▸ Given task: All the records that follow need to be reproduced exactly. Omit the images.

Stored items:
[start]
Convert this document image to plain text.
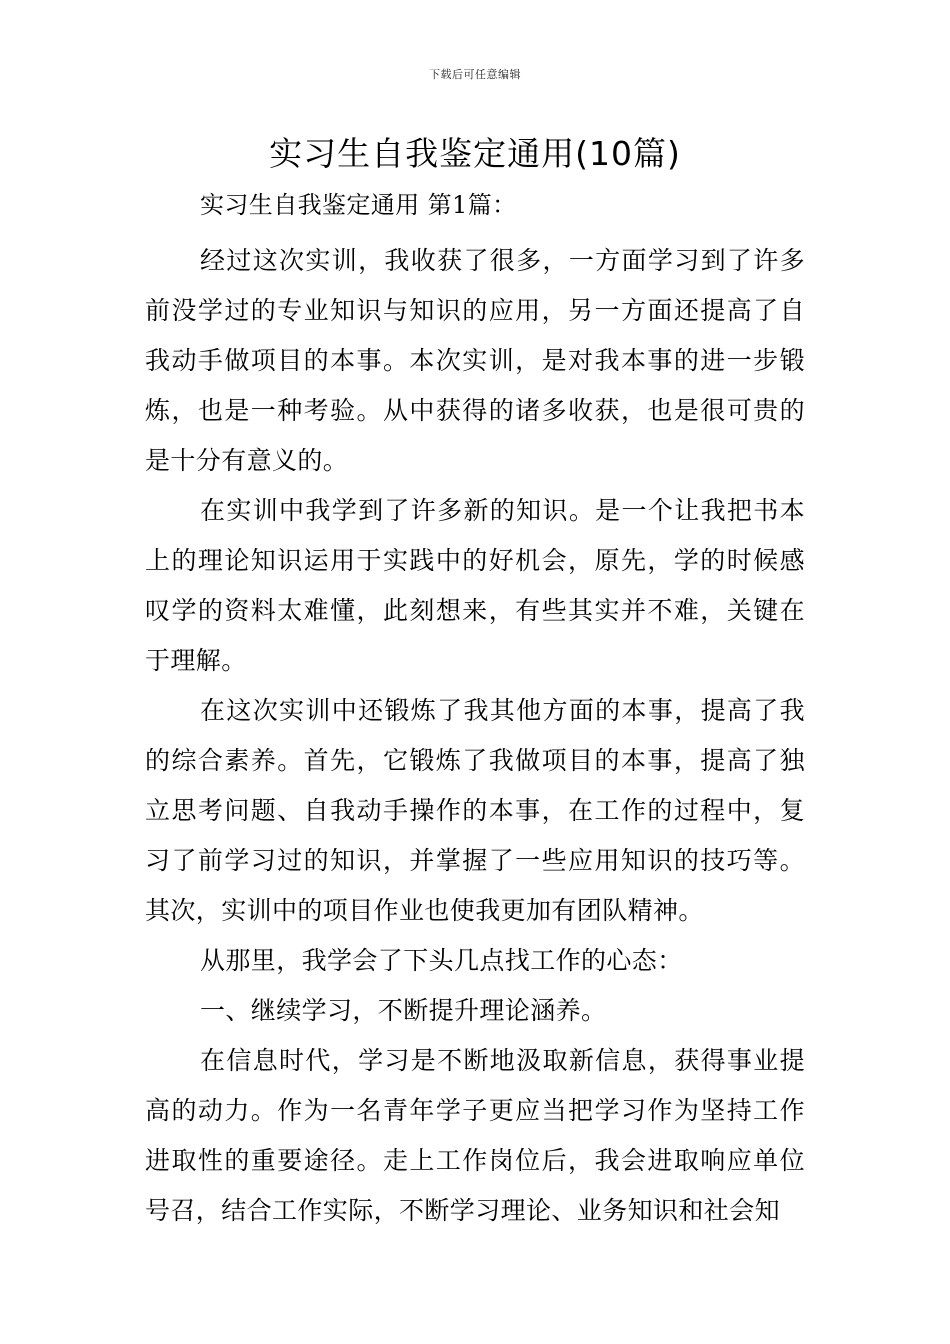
下载后可任意编辑
实习生自我鉴定通用(10篇)

实习生自我鉴定通用 第1篇：

经过这次实训，我收获了很多，一方面学习到了许多前没学过的专业知识与知识的应用，另一方面还提高了自我动手做项目的本事。本次实训，是对我本事的进一步锻炼，也是一种考验。从中获得的诸多收获，也是很可贵的是十分有意义的。

在实训中我学到了许多新的知识。是一个让我把书本上的理论知识运用于实践中的好机会，原先，学的时候感叹学的资料太难懂，此刻想来，有些其实并不难，关键在于理解。

在这次实训中还锻炼了我其他方面的本事，提高了我的综合素养。首先，它锻炼了我做项目的本事，提高了独立思考问题、自我动手操作的本事，在工作的过程中，复习了前学习过的知识，并掌握了一些应用知识的技巧等。其次，实训中的项目作业也使我更加有团队精神。

从那里，我学会了下头几点找工作的心态：

一、继续学习，不断提升理论涵养。

在信息时代，学习是不断地汲取新信息，获得事业提高的动力。作为一名青年学子更应当把学习作为坚持工作进取性的重要途径。走上工作岗位后，我会进取响应单位号召，结合工作实际，不断学习理论、业务知识和社会知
[end]
▸ Result below:
Convert this document image to plain text.
下载后可任意编辑
实习生自我鉴定通用(10篇)

实习生自我鉴定通用 第1篇：

经过这次实训，我收获了很多，一方面学习到了许多前没学过的专业知识与知识的应用，另一方面还提高了自我动手做项目的本事。本次实训，是对我本事的进一步锻炼，也是一种考验。从中获得的诸多收获，也是很可贵的是十分有意义的。

在实训中我学到了许多新的知识。是一个让我把书本上的理论知识运用于实践中的好机会，原先，学的时候感叹学的资料太难懂，此刻想来，有些其实并不难，关键在于理解。

在这次实训中还锻炼了我其他方面的本事，提高了我的综合素养。首先，它锻炼了我做项目的本事，提高了独立思考问题、自我动手操作的本事，在工作的过程中，复习了前学习过的知识，并掌握了一些应用知识的技巧等。其次，实训中的项目作业也使我更加有团队精神。

从那里，我学会了下头几点找工作的心态：

一、继续学习，不断提升理论涵养。

在信息时代，学习是不断地汲取新信息，获得事业提高的动力。作为一名青年学子更应当把学习作为坚持工作进取性的重要途径。走上工作岗位后，我会进取响应单位号召，结合工作实际，不断学习理论、业务知识和社会知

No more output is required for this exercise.